─── Source data

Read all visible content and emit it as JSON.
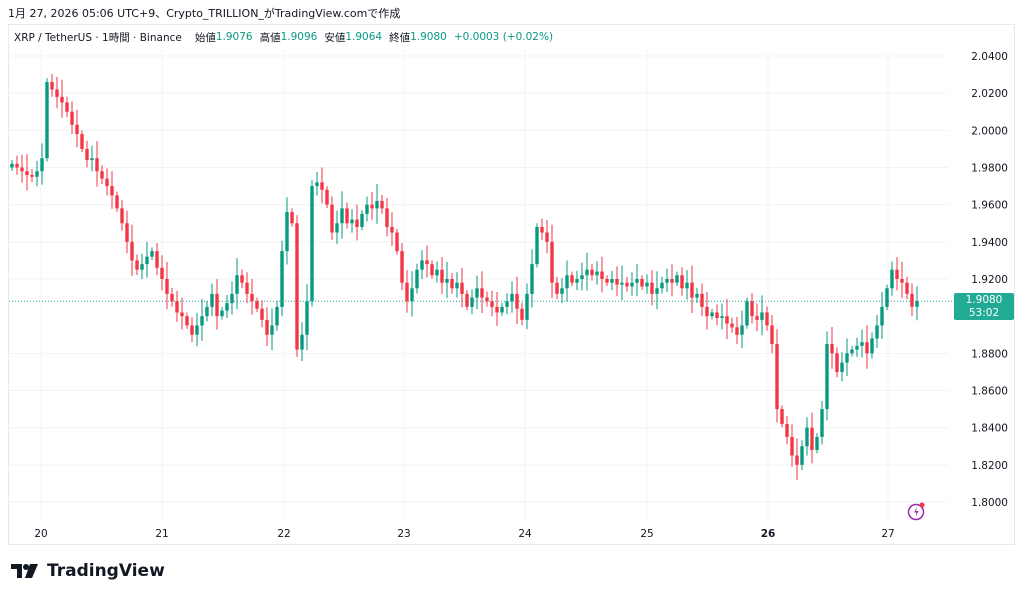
{
  "caption": "1月 27, 2026 05:06 UTC+9、Crypto_TRILLION_がTradingView.comで作成",
  "legend": {
    "symbol": "XRP / TetherUS · 1時間 · Binance",
    "open_label": "始値",
    "open": "1.9076",
    "high_label": "高値",
    "high": "1.9096",
    "low_label": "安値",
    "low": "1.9064",
    "close_label": "終値",
    "close": "1.9080",
    "change": "+0.0003 (+0.02%)"
  },
  "price_tag": {
    "price": "1.9080",
    "countdown": "53:02"
  },
  "logo": "TradingView",
  "colors": {
    "up": "#089981",
    "down": "#f23645",
    "accent": "#22ab94"
  },
  "chart_data": {
    "type": "candlestick",
    "title": "XRP / TetherUS 1h",
    "ylim": [
      1.79,
      2.045
    ],
    "yticks": [
      "2.0400",
      "2.0200",
      "2.0000",
      "1.9800",
      "1.9600",
      "1.9400",
      "1.9200",
      "1.8800",
      "1.8600",
      "1.8400",
      "1.8200",
      "1.8000"
    ],
    "xticks": [
      "20",
      "21",
      "22",
      "23",
      "24",
      "25",
      "26",
      "27"
    ],
    "first_open": 1.98,
    "closes": [
      1.982,
      1.98,
      1.978,
      1.976,
      1.975,
      1.978,
      1.985,
      2.026,
      2.022,
      2.018,
      2.015,
      2.01,
      2.003,
      1.998,
      1.99,
      1.984,
      1.985,
      1.978,
      1.974,
      1.97,
      1.965,
      1.958,
      1.95,
      1.94,
      1.93,
      1.925,
      1.928,
      1.932,
      1.935,
      1.926,
      1.92,
      1.912,
      1.908,
      1.902,
      1.9,
      1.895,
      1.89,
      1.895,
      1.9,
      1.905,
      1.912,
      1.9,
      1.903,
      1.907,
      1.912,
      1.922,
      1.918,
      1.912,
      1.908,
      1.904,
      1.898,
      1.89,
      1.895,
      1.905,
      1.935,
      1.956,
      1.95,
      1.882,
      1.89,
      1.908,
      1.97,
      1.972,
      1.968,
      1.96,
      1.945,
      1.95,
      1.958,
      1.95,
      1.952,
      1.948,
      1.955,
      1.96,
      1.958,
      1.962,
      1.958,
      1.948,
      1.945,
      1.935,
      1.918,
      1.908,
      1.915,
      1.925,
      1.93,
      1.928,
      1.922,
      1.925,
      1.918,
      1.92,
      1.915,
      1.918,
      1.912,
      1.905,
      1.91,
      1.915,
      1.91,
      1.908,
      1.905,
      1.902,
      1.905,
      1.908,
      1.912,
      1.904,
      1.898,
      1.912,
      1.928,
      1.948,
      1.945,
      1.94,
      1.918,
      1.912,
      1.915,
      1.922,
      1.918,
      1.92,
      1.922,
      1.925,
      1.922,
      1.924,
      1.92,
      1.918,
      1.92,
      1.917,
      1.918,
      1.916,
      1.918,
      1.92,
      1.916,
      1.918,
      1.912,
      1.915,
      1.918,
      1.92,
      1.918,
      1.922,
      1.915,
      1.918,
      1.91,
      1.912,
      1.905,
      1.9,
      1.902,
      1.899,
      1.9,
      1.896,
      1.894,
      1.89,
      1.895,
      1.908,
      1.9,
      1.898,
      1.902,
      1.895,
      1.885,
      1.85,
      1.842,
      1.835,
      1.825,
      1.82,
      1.83,
      1.84,
      1.828,
      1.835,
      1.85,
      1.885,
      1.88,
      1.87,
      1.875,
      1.88,
      1.882,
      1.884,
      1.886,
      1.88,
      1.888,
      1.895,
      1.905,
      1.915,
      1.925,
      1.92,
      1.918,
      1.912,
      1.905,
      1.908
    ],
    "last_price": 1.908
  }
}
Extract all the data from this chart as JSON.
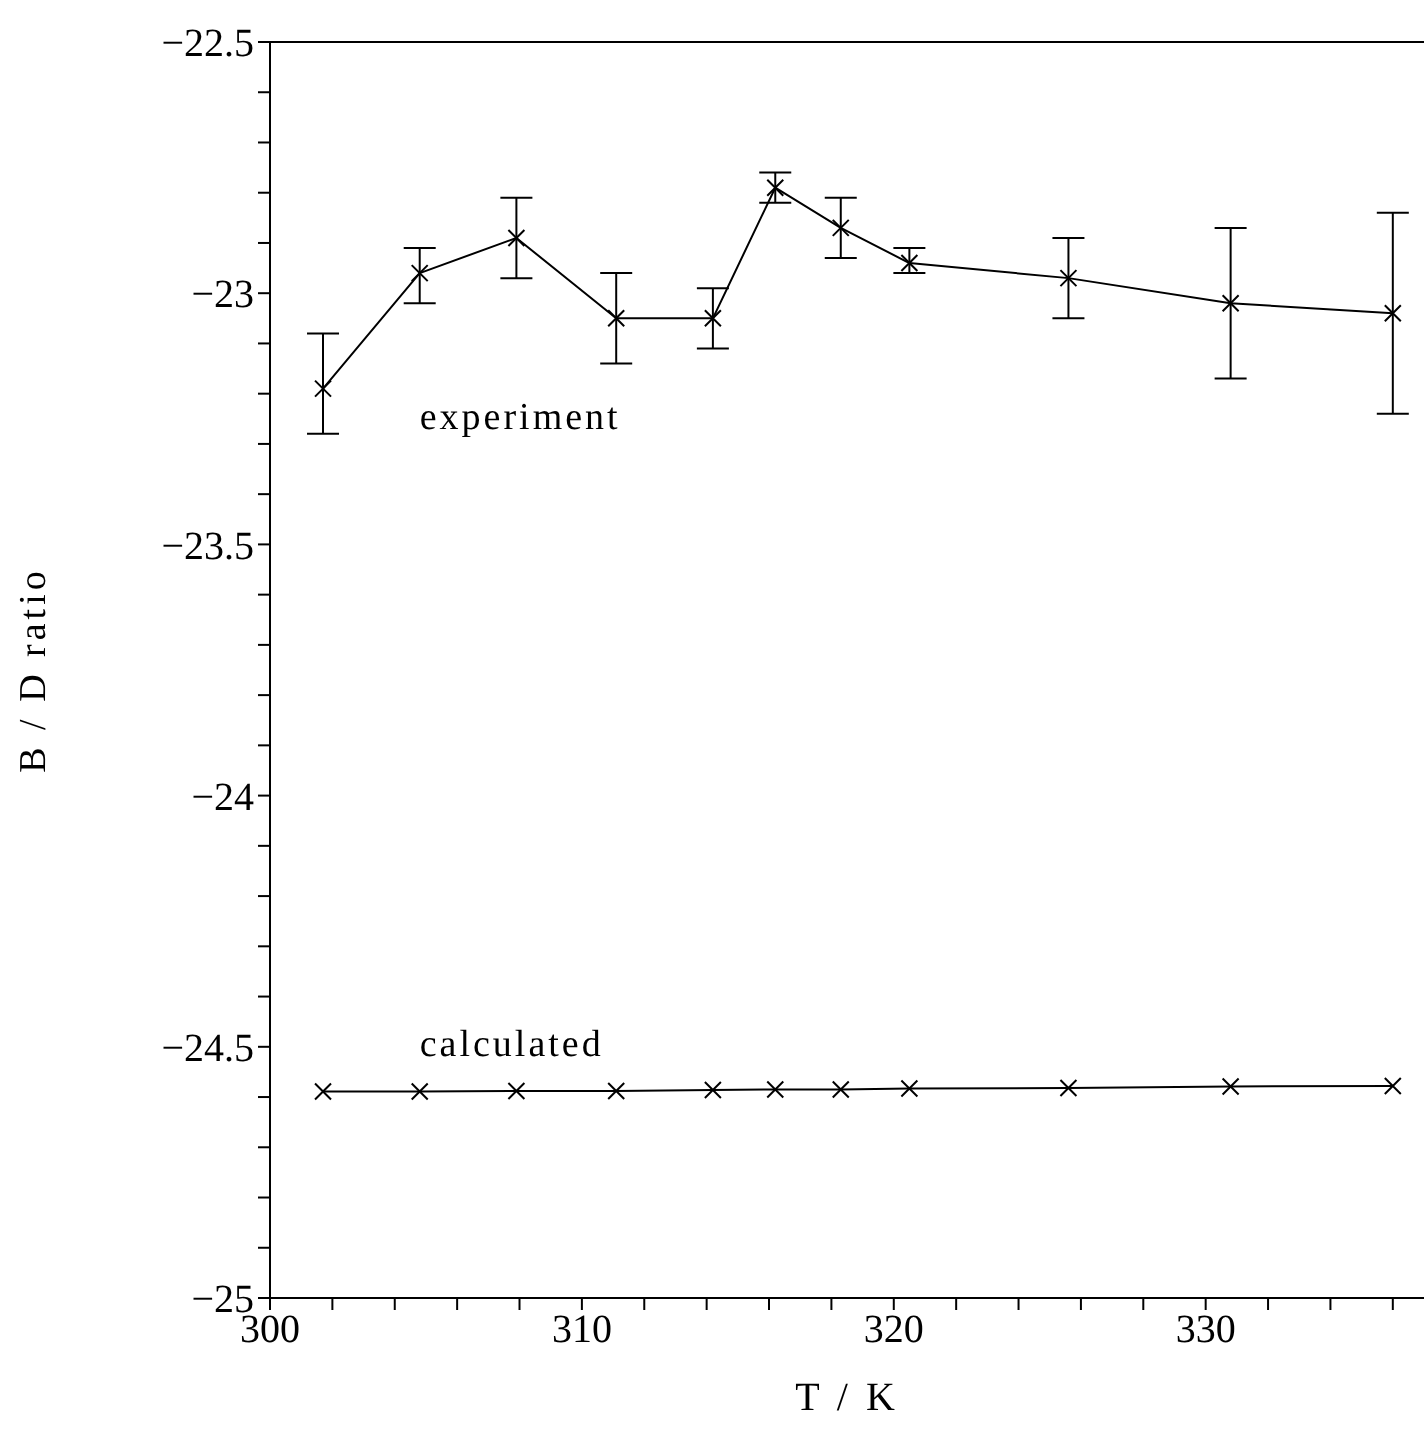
{
  "chart_data": {
    "type": "line",
    "xlabel": "T / K",
    "ylabel": "B / D ratio",
    "x": [
      301.7,
      304.8,
      307.9,
      311.1,
      314.2,
      316.2,
      318.3,
      320.5,
      325.6,
      330.8,
      336.0
    ],
    "series": [
      {
        "name": "experiment",
        "color": "#000000",
        "values": [
          -23.19,
          -22.96,
          -22.89,
          -23.05,
          -23.05,
          -22.79,
          -22.87,
          -22.94,
          -22.97,
          -23.02,
          -23.04
        ],
        "errors": [
          [
            -23.28,
            -23.08
          ],
          [
            -23.02,
            -22.91
          ],
          [
            -22.97,
            -22.81
          ],
          [
            -23.14,
            -22.96
          ],
          [
            -23.11,
            -22.99
          ],
          [
            -22.82,
            -22.76
          ],
          [
            -22.93,
            -22.81
          ],
          [
            -22.96,
            -22.91
          ],
          [
            -23.05,
            -22.89
          ],
          [
            -23.17,
            -22.87
          ],
          [
            -23.24,
            -22.84
          ]
        ]
      },
      {
        "name": "calculated",
        "color": "#000000",
        "values": [
          -24.589,
          -24.589,
          -24.588,
          -24.588,
          -24.586,
          -24.585,
          -24.585,
          -24.583,
          -24.582,
          -24.579,
          -24.578
        ]
      }
    ],
    "xlim": [
      300,
      337
    ],
    "xticks": [
      300,
      {
        "value": 302,
        "label": null
      },
      {
        "value": 304,
        "label": null
      },
      {
        "value": 306,
        "label": null
      },
      {
        "value": 308,
        "label": null
      },
      310,
      {
        "value": 312,
        "label": null
      },
      {
        "value": 314,
        "label": null
      },
      {
        "value": 316,
        "label": null
      },
      {
        "value": 318,
        "label": null
      },
      320,
      {
        "value": 322,
        "label": null
      },
      {
        "value": 324,
        "label": null
      },
      {
        "value": 326,
        "label": null
      },
      {
        "value": 328,
        "label": null
      },
      330,
      {
        "value": 332,
        "label": null
      },
      {
        "value": 334,
        "label": null
      },
      {
        "value": 336,
        "label": null
      }
    ],
    "ylim": [
      -25,
      -22.5
    ],
    "yticks": [
      -25,
      {
        "value": -24.9,
        "label": null
      },
      {
        "value": -24.8,
        "label": null
      },
      {
        "value": -24.7,
        "label": null
      },
      {
        "value": -24.6,
        "label": null
      },
      -24.5,
      {
        "value": -24.4,
        "label": null
      },
      {
        "value": -24.3,
        "label": null
      },
      {
        "value": -24.2,
        "label": null
      },
      {
        "value": -24.1,
        "label": null
      },
      -24,
      {
        "value": -23.9,
        "label": null
      },
      {
        "value": -23.8,
        "label": null
      },
      {
        "value": -23.7,
        "label": null
      },
      {
        "value": -23.6,
        "label": null
      },
      -23.5,
      {
        "value": -23.4,
        "label": null
      },
      {
        "value": -23.3,
        "label": null
      },
      {
        "value": -23.2,
        "label": null
      },
      {
        "value": -23.1,
        "label": null
      },
      -23,
      {
        "value": -22.9,
        "label": null
      },
      {
        "value": -22.8,
        "label": null
      },
      {
        "value": -22.7,
        "label": null
      },
      {
        "value": -22.6,
        "label": null
      },
      -22.5
    ],
    "marker": "cross",
    "line_style": "solid",
    "grid": false
  }
}
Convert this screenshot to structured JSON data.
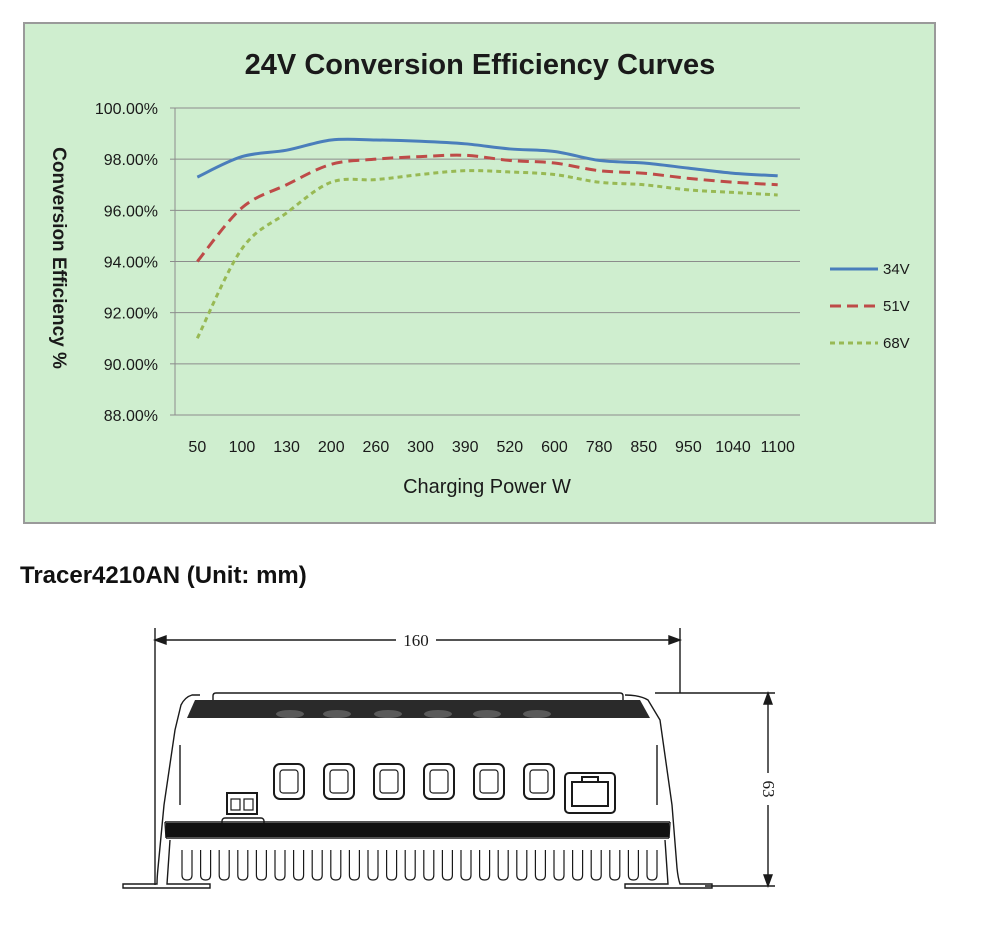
{
  "chart_data": {
    "type": "line",
    "title": "24V Conversion Efficiency Curves",
    "xlabel": "Charging Power W",
    "ylabel": "Conversion Efficiency %",
    "categories": [
      "50",
      "100",
      "130",
      "200",
      "260",
      "300",
      "390",
      "520",
      "600",
      "780",
      "850",
      "950",
      "1040",
      "1100"
    ],
    "ylim": [
      88,
      100
    ],
    "yticks": [
      88,
      90,
      92,
      94,
      96,
      98,
      100
    ],
    "ytick_labels": [
      "88.00%",
      "90.00%",
      "92.00%",
      "94.00%",
      "96.00%",
      "98.00%",
      "100.00%"
    ],
    "grid": true,
    "legend_position": "right",
    "series": [
      {
        "name": "34V",
        "style": "solid",
        "color": "#4a7ebb",
        "values": [
          97.3,
          98.1,
          98.35,
          98.75,
          98.75,
          98.7,
          98.6,
          98.4,
          98.3,
          97.95,
          97.85,
          97.65,
          97.45,
          97.35
        ]
      },
      {
        "name": "51V",
        "style": "dashed",
        "color": "#be4b48",
        "values": [
          94.0,
          96.1,
          97.0,
          97.8,
          98.0,
          98.1,
          98.15,
          97.95,
          97.85,
          97.55,
          97.45,
          97.25,
          97.1,
          97.0
        ]
      },
      {
        "name": "68V",
        "style": "dotted",
        "color": "#98b954",
        "values": [
          91.0,
          94.5,
          95.9,
          97.1,
          97.2,
          97.4,
          97.55,
          97.5,
          97.4,
          97.1,
          97.0,
          96.8,
          96.7,
          96.6
        ]
      }
    ]
  },
  "drawing": {
    "heading": "Tracer4210AN (Unit: mm)",
    "width_label": "160",
    "height_label": "63"
  },
  "colors": {
    "chart_background": "#cfeecf",
    "gridline": "#8c8c8c",
    "drawing_line": "#1a1a1a"
  }
}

──────

▸ **What is asked**
Find each line holding "Conversion". Copy it out.

▸ **Result for this exercise**
    "title": "24V Conversion Efficiency Curves",
    "ylabel": "Conversion Efficiency %",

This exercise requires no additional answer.